Finding and Listing Duplicate Words in a Plain Text file

Finding and Listing Duplicate Words in a Plain Text file - linux

I have a rather large file that I am trying to make sense of.
I generated a list of my entire directory structure that contains a lot of files using the du -ah command.
The result basically lists all the folders under a specific folder and the consequent files inside the folder in plain text format.

*-*-*

- [WHAT THIS EXERCISE ASKS]
a: In the forum post on listing duplicate words in a plain text file, which command did the poster use to generate the list of the directory structure?
b: Carry on the forum post about listing duplicate words in a plain text file, starting after its last sentence.
The material placed after this point plays no part in the work.

*-*-*

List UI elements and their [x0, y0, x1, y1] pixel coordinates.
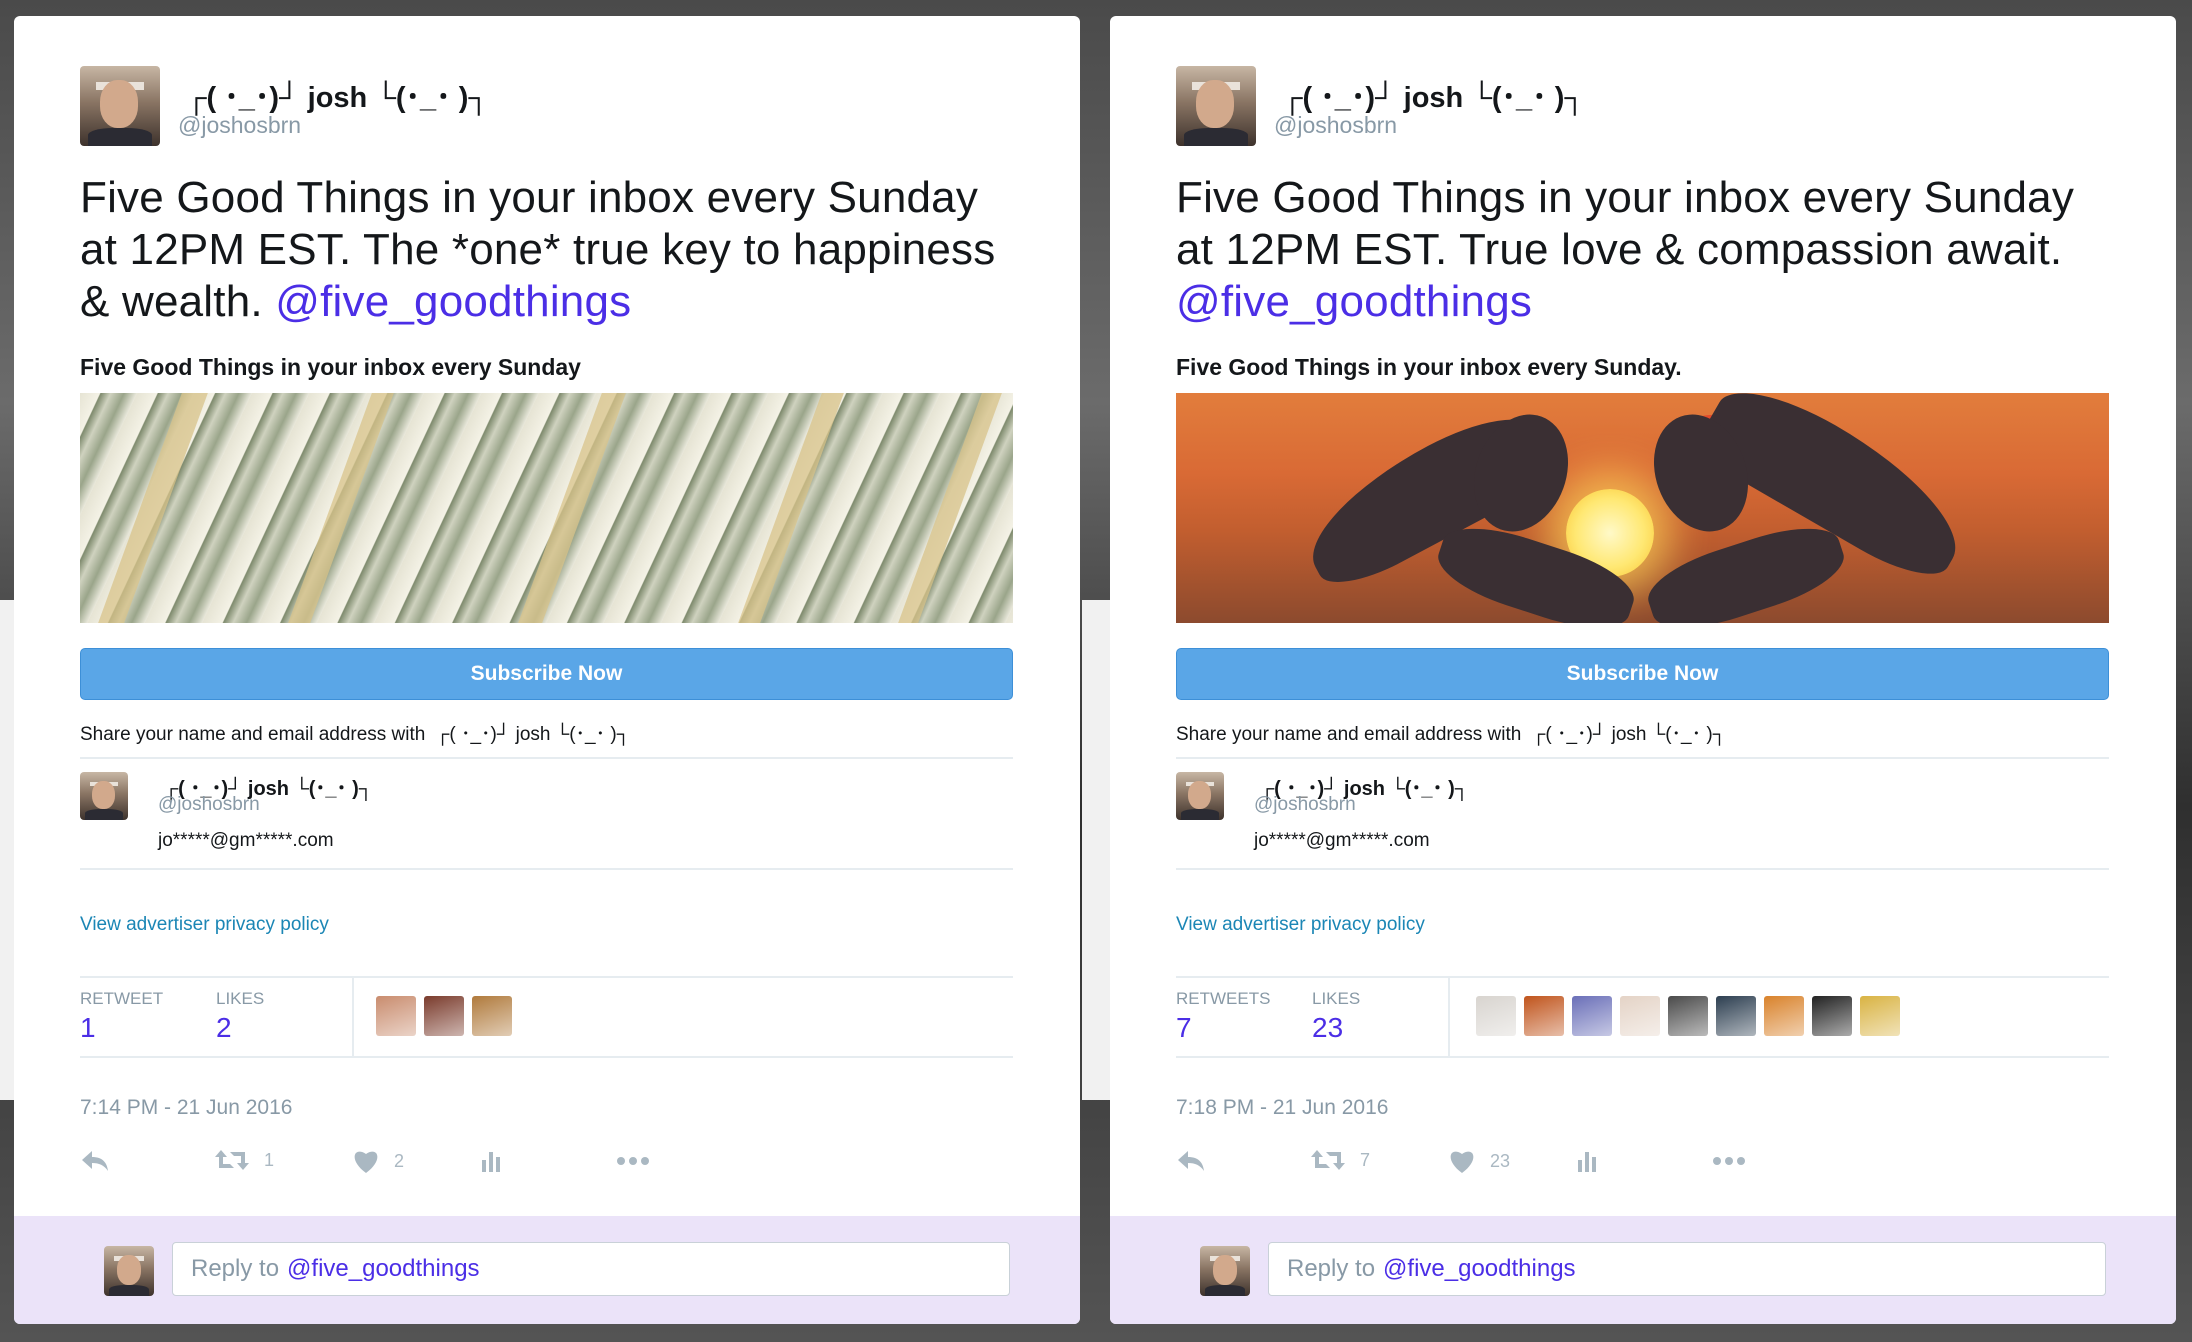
- like-action[interactable]: 23: [1448, 1148, 1510, 1174]
- subscribe-button[interactable]: Subscribe Now: [1176, 648, 2109, 700]
- retweet-icon: [1311, 1150, 1345, 1170]
- likes-label[interactable]: LIKES: [216, 989, 264, 1009]
- retweets-label[interactable]: RETWEETS: [1176, 989, 1270, 1009]
- analytics-action[interactable]: [480, 1148, 502, 1174]
- stats-separator: [352, 978, 354, 1058]
- liker-avatar[interactable]: [1668, 996, 1708, 1036]
- divider: [80, 976, 1013, 978]
- divider: [1176, 976, 2109, 978]
- analytics-icon: [1578, 1152, 1596, 1172]
- liker-avatar[interactable]: [1764, 996, 1804, 1036]
- likes-count[interactable]: 23: [1312, 1012, 1343, 1044]
- likes-count[interactable]: 2: [216, 1012, 232, 1044]
- author-name[interactable]: ┌( ･_･)┘ josh └(･_･ )┐: [1282, 74, 1585, 116]
- divider: [1176, 757, 2109, 759]
- tweet-text: Five Good Things in your inbox every Sun…: [1176, 173, 2075, 326]
- heart-icon: [354, 1151, 378, 1173]
- likes-label[interactable]: LIKES: [1312, 989, 1360, 1009]
- retweets-label[interactable]: RETWEET: [80, 989, 163, 1009]
- more-icon: [617, 1157, 649, 1165]
- privacy-policy-link[interactable]: View advertiser privacy policy: [80, 914, 329, 936]
- card-image-money[interactable]: [80, 393, 1013, 623]
- analytics-icon: [482, 1152, 500, 1172]
- user-email: jo*****@gm*****.com: [1254, 830, 1430, 851]
- privacy-policy-link[interactable]: View advertiser privacy policy: [1176, 914, 1425, 936]
- card-image-heart-sunset[interactable]: [1176, 393, 2109, 623]
- like-action-count: 2: [394, 1150, 405, 1171]
- user-email: jo*****@gm*****.com: [158, 830, 334, 851]
- liker-avatar[interactable]: [1572, 996, 1612, 1036]
- tweet-card: ┌( ･_･)┘ josh └(･_･ )┐ @joshosbrn Five G…: [1110, 16, 2176, 1324]
- author-handle[interactable]: @joshosbrn: [1274, 112, 1397, 139]
- liker-avatar[interactable]: [1812, 996, 1852, 1036]
- liker-avatar[interactable]: [472, 996, 512, 1036]
- more-action[interactable]: [1712, 1156, 1746, 1166]
- liker-avatar[interactable]: [1476, 996, 1516, 1036]
- tweet-timestamp[interactable]: 7:14 PM - 21 Jun 2016: [80, 1096, 292, 1120]
- mention-link[interactable]: @five_goodthings: [1176, 277, 1532, 326]
- like-action[interactable]: 2: [352, 1148, 404, 1174]
- divider: [1176, 1056, 2109, 1058]
- reply-icon: [82, 1151, 108, 1171]
- share-info-text: Share your name and email address with ┌…: [80, 724, 631, 745]
- author-name[interactable]: ┌( ･_･)┘ josh └(･_･ )┐: [186, 74, 489, 116]
- retweet-action[interactable]: 7: [1310, 1146, 1370, 1174]
- retweet-action-count: 7: [1360, 1149, 1371, 1170]
- author-handle[interactable]: @joshosbrn: [178, 112, 301, 139]
- divider: [80, 1056, 1013, 1058]
- share-name: ┌( ･_･)┘ josh └(･_･ )┐: [435, 724, 631, 745]
- user-avatar: [80, 772, 128, 820]
- retweets-count[interactable]: 7: [1176, 1012, 1192, 1044]
- reply-action[interactable]: [80, 1148, 110, 1174]
- share-name: ┌( ･_･)┘ josh └(･_･ )┐: [1531, 724, 1727, 745]
- tweet-timestamp[interactable]: 7:18 PM - 21 Jun 2016: [1176, 1096, 1388, 1120]
- like-action-count: 23: [1490, 1150, 1511, 1171]
- mention-link[interactable]: @five_goodthings: [275, 277, 631, 326]
- liker-avatar[interactable]: [1716, 996, 1756, 1036]
- retweet-action-count: 1: [264, 1149, 275, 1170]
- retweet-action[interactable]: 1: [214, 1146, 274, 1174]
- stats-separator: [1448, 978, 1450, 1058]
- heart-icon: [1450, 1151, 1474, 1173]
- analytics-action[interactable]: [1576, 1148, 1598, 1174]
- tweet-card: ┌( ･_･)┘ josh └(･_･ )┐ @joshosbrn Five G…: [14, 16, 1080, 1324]
- liker-avatar[interactable]: [376, 996, 416, 1036]
- author-avatar[interactable]: [80, 66, 160, 146]
- card-title: Five Good Things in your inbox every Sun…: [80, 354, 581, 380]
- reply-input[interactable]: Reply to @five_goodthings: [1268, 1242, 2106, 1296]
- liker-avatar[interactable]: [1860, 996, 1900, 1036]
- background-page-edge: [1082, 600, 1112, 1100]
- divider: [80, 757, 1013, 759]
- retweet-icon: [215, 1150, 249, 1170]
- reply-action[interactable]: [1176, 1148, 1206, 1174]
- liker-avatar[interactable]: [424, 996, 464, 1036]
- reply-icon: [1178, 1151, 1204, 1171]
- user-handle: @joshosbrn: [158, 794, 260, 815]
- more-action[interactable]: [616, 1156, 650, 1166]
- reply-input[interactable]: Reply to @five_goodthings: [172, 1242, 1010, 1296]
- divider: [1176, 868, 2109, 870]
- author-avatar[interactable]: [1176, 66, 1256, 146]
- reply-avatar: [104, 1246, 154, 1296]
- user-handle: @joshosbrn: [1254, 794, 1356, 815]
- divider: [80, 868, 1013, 870]
- reply-avatar: [1200, 1246, 1250, 1296]
- liker-avatar[interactable]: [1620, 996, 1660, 1036]
- more-icon: [1713, 1157, 1745, 1165]
- share-info-text: Share your name and email address with ┌…: [1176, 724, 1727, 745]
- user-avatar: [1176, 772, 1224, 820]
- tweet-text: Five Good Things in your inbox every Sun…: [80, 173, 996, 326]
- retweets-count[interactable]: 1: [80, 1012, 96, 1044]
- liker-avatar[interactable]: [1524, 996, 1564, 1036]
- subscribe-button[interactable]: Subscribe Now: [80, 648, 1013, 700]
- card-title: Five Good Things in your inbox every Sun…: [1176, 354, 1682, 380]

*-*-*

- [OUTPUTS BY TASK]
a: The du -ah command.

b:
eg:
4.0G ./REEL_02/SCANS/200113/001/Promise Pegasus/BMB 10/RED EPIC DATA/R3D/18-09-12/CAM B/B119_0918NO/B119_0918NO.RDM/B119_C004_0918XJ.RDC/B119_C004_0918XJ_003.R3D
3.1G ./REEL_02/SCANS/200113/001/Promise Pegasus/BMB 10/RED EPIC DATA/R3D/18-09-12/CAM B/B119_0918NO/B119_0918NO.RDM/B119_C004_0918XJ.RDC/B119_C004_0918XJ_004.R3D
15G ./REEL_02/SCANS/200113/001/Promise Pegasus/BMB 10/RED EPIC DATA/R3D/18-09-12/CAM B/B119_0918NO/B119_0918NO.RDM/B119_C004_0918XJ.RDC
Is there any command that I can run or utility that I can use that will help me identify if there is more than one record of the same filename (usually the last 16 characters in each line + extension) and if such duplicate entries exist, to write out the entire path (full line) to a different text file so i can find and move out duplicate files from my NAS, using a script or something.
Please let me know as this is incredibly stressful to do when the plaintext file itself is 5.2Mb :)

Split each line on /, get the last item (cut cannot do it, so revert each line and take the first one), then sort and run uniq with -d which shows duplicates.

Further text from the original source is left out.